→ **WORK TO COMPLETE**: Rewrite all of the material below with "juxtaposed" changed to "adjacent" and everything else left as it is, and leave the pictures out of your answer.

→ **RECORDS FOR THIS TASK**:
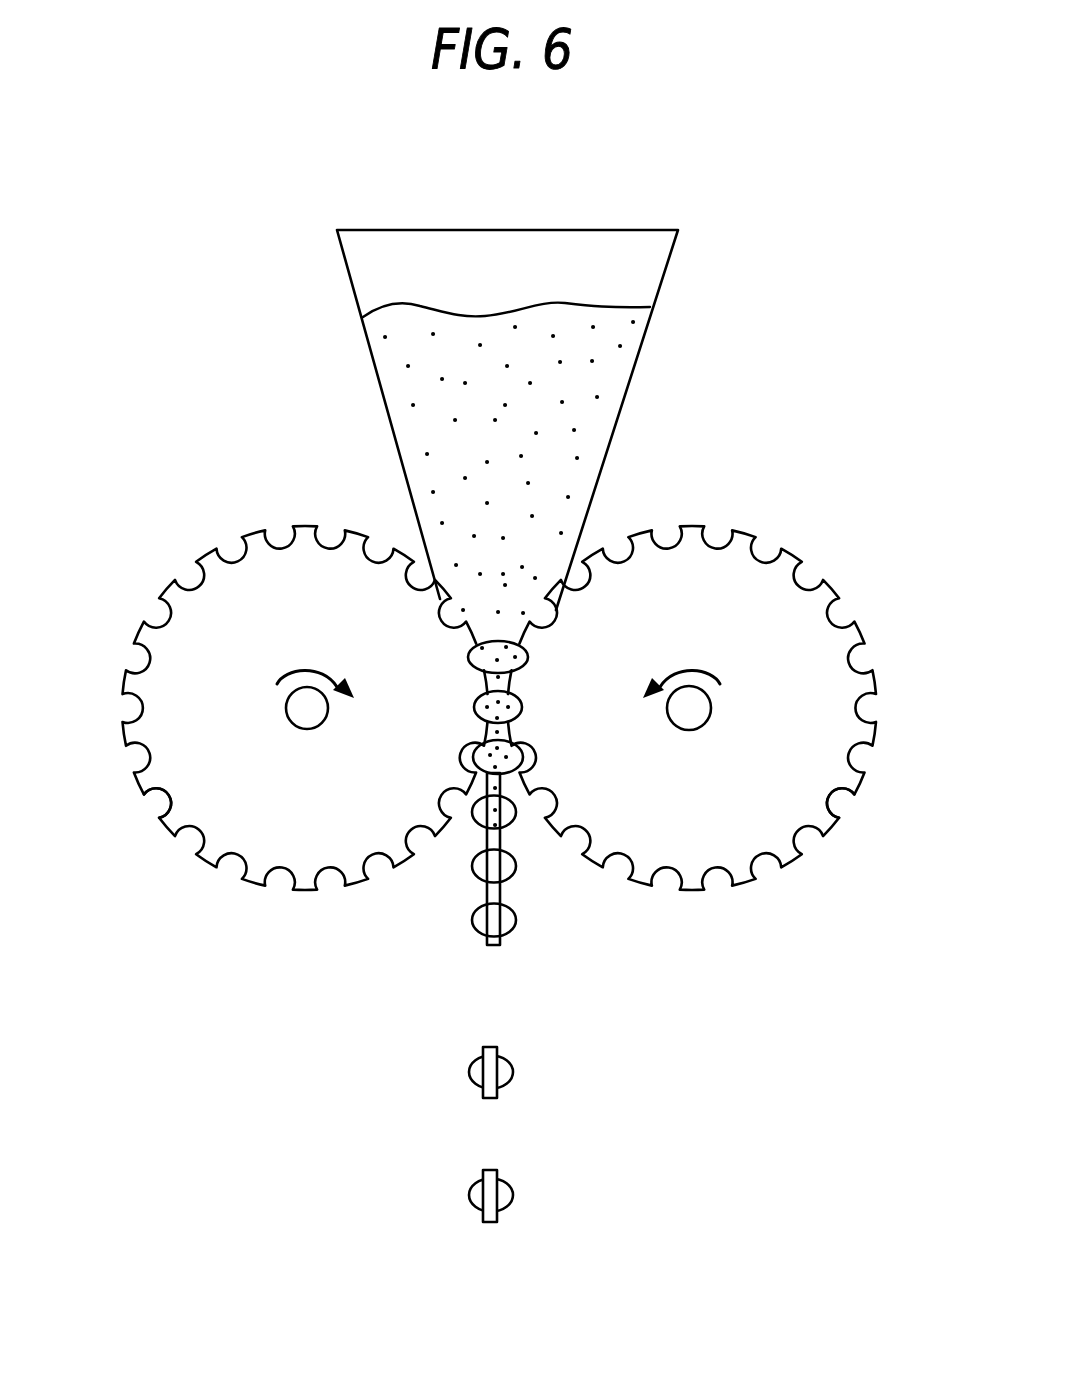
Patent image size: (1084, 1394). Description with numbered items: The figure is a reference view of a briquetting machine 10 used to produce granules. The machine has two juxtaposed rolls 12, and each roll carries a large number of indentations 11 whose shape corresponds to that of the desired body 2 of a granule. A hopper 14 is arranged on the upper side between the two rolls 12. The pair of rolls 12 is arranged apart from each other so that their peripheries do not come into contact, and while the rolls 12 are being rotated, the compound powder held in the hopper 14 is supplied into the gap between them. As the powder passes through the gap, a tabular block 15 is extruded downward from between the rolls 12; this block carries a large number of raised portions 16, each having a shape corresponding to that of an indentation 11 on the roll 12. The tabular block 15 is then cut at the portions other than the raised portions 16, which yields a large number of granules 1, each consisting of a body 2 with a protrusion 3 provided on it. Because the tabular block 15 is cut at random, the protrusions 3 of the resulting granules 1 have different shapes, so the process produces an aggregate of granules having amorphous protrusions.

The granule 1 is at (531, 1090).
The body of a granule 2 is at (470, 1071).
The protrusion 3 is at (491, 1046).
The briquetting machine 10 is at (812, 435).
The indentations 11 is at (198, 577).
The rolls 12 is at (173, 826).
The hopper 14 is at (614, 375).
The tabular block 15 is at (492, 893).
The raised portions 16 is at (512, 866).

→ **RESULT OF THIS EXERCISE**:
Patent image size: (1084, 1394). Description with numbered items: The figure is a reference view of a briquetting machine 10 used to produce granules. The machine has two adjacent rolls 12, and each roll carries a large number of indentations 11 whose shape corresponds to that of the desired body 2 of a granule. A hopper 14 is arranged on the upper side between the two rolls 12. The pair of rolls 12 is arranged apart from each other so that their peripheries do not come into contact, and while the rolls 12 are being rotated, the compound powder held in the hopper 14 is supplied into the gap between them. As the powder passes through the gap, a tabular block 15 is extruded downward from between the rolls 12; this block carries a large number of raised portions 16, each having a shape corresponding to that of an indentation 11 on the roll 12. The tabular block 15 is then cut at the portions other than the raised portions 16, which yields a large number of granules 1, each consisting of a body 2 with a protrusion 3 provided on it. Because the tabular block 15 is cut at random, the protrusions 3 of the resulting granules 1 have different shapes, so the process produces an aggregate of granules having amorphous protrusions.

The granule 1 is at (531, 1090).
The body of a granule 2 is at (470, 1071).
The protrusion 3 is at (491, 1046).
The briquetting machine 10 is at (812, 435).
The indentations 11 is at (198, 577).
The rolls 12 is at (173, 826).
The hopper 14 is at (614, 375).
The tabular block 15 is at (492, 893).
The raised portions 16 is at (512, 866).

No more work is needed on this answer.